**Records contained in a dataset**.
+++++

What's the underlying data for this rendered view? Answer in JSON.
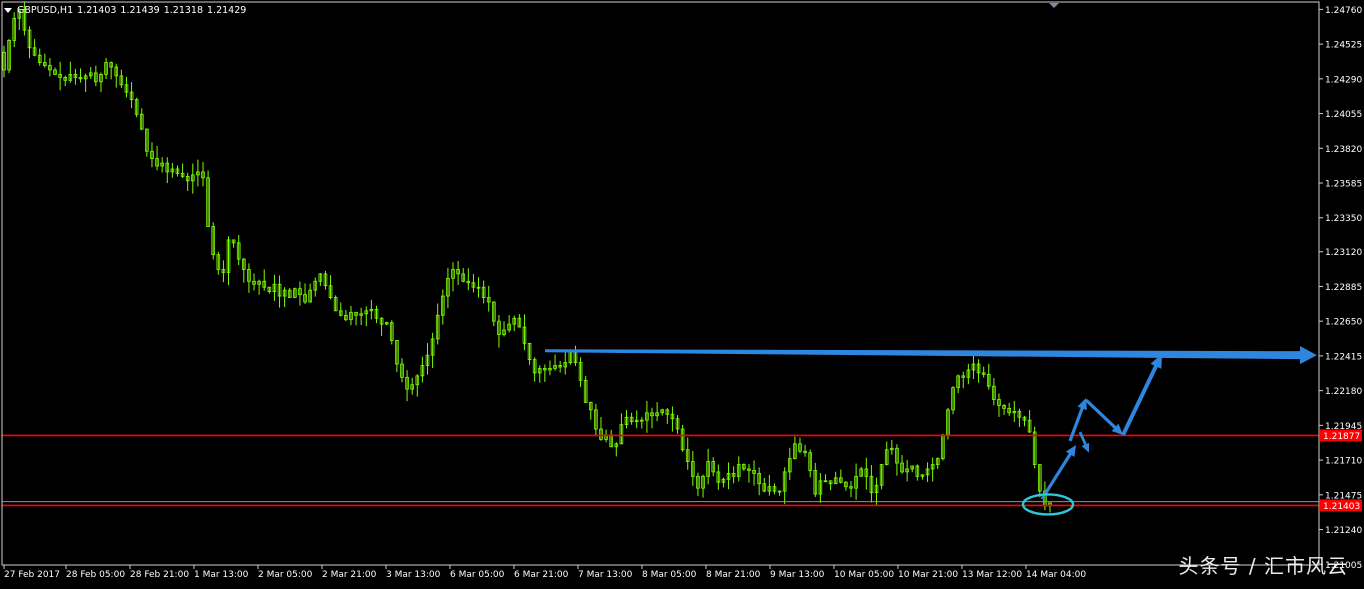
{
  "header": {
    "symbol": "GBPUSD,H1",
    "open": "1.21403",
    "high": "1.21439",
    "low": "1.21318",
    "close": "1.21429"
  },
  "price_axis": {
    "ticks": [
      "1.24760",
      "1.24525",
      "1.24290",
      "1.24055",
      "1.23820",
      "1.23585",
      "1.23350",
      "1.23120",
      "1.22885",
      "1.22650",
      "1.22415",
      "1.22180",
      "1.21945",
      "1.21710",
      "1.21475",
      "1.21240",
      "1.21005"
    ],
    "range": [
      1.21,
      1.2481
    ]
  },
  "time_axis": {
    "labels": [
      "27 Feb 2017",
      "28 Feb 05:00",
      "28 Feb 21:00",
      "1 Mar 13:00",
      "2 Mar 05:00",
      "2 Mar 21:00",
      "3 Mar 13:00",
      "6 Mar 05:00",
      "6 Mar 21:00",
      "7 Mar 13:00",
      "8 Mar 05:00",
      "8 Mar 21:00",
      "9 Mar 13:00",
      "10 Mar 05:00",
      "10 Mar 21:00",
      "13 Mar 12:00",
      "14 Mar 04:00"
    ]
  },
  "levels": [
    {
      "name": "support-high",
      "price": 1.21877,
      "label": "1.21877",
      "color": "#ff0000"
    },
    {
      "name": "support-low",
      "price": 1.21403,
      "label": "1.21403",
      "color": "#ff0000"
    }
  ],
  "bid_line": {
    "price": 1.21429,
    "color": "#8a8fc8"
  },
  "colors": {
    "background": "#000000",
    "candle": "#7fff00",
    "axis_text": "#ffffff",
    "arrow": "#2e86de",
    "ellipse": "#2ec8d8"
  },
  "watermark": "头条号 / 汇市风云",
  "chart_data": {
    "type": "line",
    "title": "",
    "series": [
      {
        "values": [
          1.2435,
          1.2455,
          1.247,
          1.2476,
          1.2462,
          1.245,
          1.2445,
          1.244,
          1.2438,
          1.2435,
          1.2432,
          1.243,
          1.2428,
          1.2432,
          1.243,
          1.2429,
          1.2431,
          1.2433,
          1.2427,
          1.2432,
          1.244,
          1.2437,
          1.2431,
          1.2425,
          1.242,
          1.2415,
          1.2405,
          1.2395,
          1.238,
          1.2375,
          1.237,
          1.2372,
          1.2366,
          1.2368,
          1.2365,
          1.2363,
          1.236,
          1.2364,
          1.2366,
          1.2362,
          1.2329,
          1.231,
          1.23,
          1.2298,
          1.232,
          1.2318,
          1.2307,
          1.23,
          1.2292,
          1.229,
          1.2292,
          1.2288,
          1.2285,
          1.229,
          1.2282,
          1.2286,
          1.2281,
          1.2287,
          1.2283,
          1.2278,
          1.2286,
          1.2292,
          1.2297,
          1.2289,
          1.2281,
          1.2272,
          1.2269,
          1.2266,
          1.2271,
          1.2269,
          1.227,
          1.2272,
          1.2273,
          1.2267,
          1.2263,
          1.2264,
          1.2252,
          1.2236,
          1.2227,
          1.2219,
          1.2222,
          1.2228,
          1.2235,
          1.2242,
          1.2253,
          1.2269,
          1.2282,
          1.2294,
          1.23,
          1.2297,
          1.2292,
          1.2291,
          1.2288,
          1.2288,
          1.2281,
          1.2278,
          1.2265,
          1.2256,
          1.2259,
          1.2263,
          1.2267,
          1.2261,
          1.225,
          1.2239,
          1.223,
          1.2233,
          1.2232,
          1.2233,
          1.2235,
          1.2234,
          1.2237,
          1.2244,
          1.2237,
          1.2225,
          1.221,
          1.2205,
          1.2192,
          1.2185,
          1.2188,
          1.218,
          1.2182,
          1.2195,
          1.22,
          1.2197,
          1.2198,
          1.2198,
          1.2203,
          1.2201,
          1.2203,
          1.2205,
          1.2202,
          1.2199,
          1.2192,
          1.2178,
          1.217,
          1.216,
          1.2152,
          1.216,
          1.217,
          1.2163,
          1.2156,
          1.2158,
          1.2162,
          1.216,
          1.2168,
          1.2165,
          1.2164,
          1.2162,
          1.2155,
          1.215,
          1.2153,
          1.215,
          1.215,
          1.2163,
          1.2172,
          1.2182,
          1.2177,
          1.2176,
          1.2164,
          1.2148,
          1.2157,
          1.2157,
          1.2155,
          1.2159,
          1.2156,
          1.2153,
          1.2152,
          1.216,
          1.2165,
          1.216,
          1.2149,
          1.2154,
          1.2168,
          1.2178,
          1.2179,
          1.2169,
          1.2163,
          1.2165,
          1.2167,
          1.216,
          1.2161,
          1.2165,
          1.2168,
          1.2172,
          1.2188,
          1.2205,
          1.222,
          1.2228,
          1.2227,
          1.2232,
          1.2236,
          1.223,
          1.2229,
          1.2221,
          1.2212,
          1.2208,
          1.2206,
          1.2203,
          1.2204,
          1.22,
          1.2198,
          1.219,
          1.2168,
          1.215,
          1.214,
          1.2142
        ]
      }
    ],
    "ylim": [
      1.21,
      1.2481
    ],
    "annotations": [
      {
        "type": "hline",
        "price": 1.21877,
        "label": "1.21877"
      },
      {
        "type": "hline",
        "price": 1.21403,
        "label": "1.21403"
      },
      {
        "type": "trendline",
        "from_price": 1.2245,
        "to_price": 1.2242
      },
      {
        "type": "path-arrows",
        "direction": "up"
      },
      {
        "type": "ellipse",
        "near_price": 1.2141
      }
    ]
  }
}
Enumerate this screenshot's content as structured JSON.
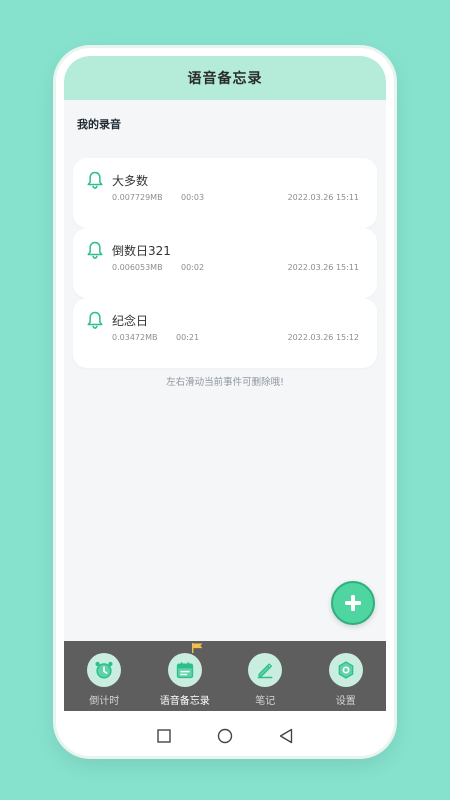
{
  "header": {
    "title": "语音备忘录"
  },
  "section": {
    "title": "我的录音"
  },
  "recordings": [
    {
      "name": "大多数",
      "size": "0.007729MB",
      "duration": "00:03",
      "date": "2022.03.26  15:11"
    },
    {
      "name": "倒数日321",
      "size": "0.006053MB",
      "duration": "00:02",
      "date": "2022.03.26  15:11"
    },
    {
      "name": "纪念日",
      "size": "0.03472MB",
      "duration": "00:21",
      "date": "2022.03.26  15:12"
    }
  ],
  "hint": "左右滑动当前事件可删除哦!",
  "fab": {
    "icon": "plus-icon"
  },
  "tabs": [
    {
      "label": "倒计时",
      "icon": "alarm-clock-icon",
      "active": false
    },
    {
      "label": "语音备忘录",
      "icon": "calendar-icon",
      "active": true
    },
    {
      "label": "笔记",
      "icon": "pen-icon",
      "active": false
    },
    {
      "label": "设置",
      "icon": "hexagon-settings-icon",
      "active": false
    }
  ],
  "colors": {
    "accent": "#4fd59f",
    "header_bg": "#b5ecd9",
    "page_bg": "#86e2cd",
    "tabbar_bg": "#5e5e5e",
    "icon_green": "#2bbf8a"
  }
}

+++++

**THE PROBLEM**. Take every line from the data that contains the word "JSON".

**RESULT OF THIS TASK**.
What's the underlying data for this rendered view? Answer in JSON.
Enumerate this screenshot's content as structured JSON.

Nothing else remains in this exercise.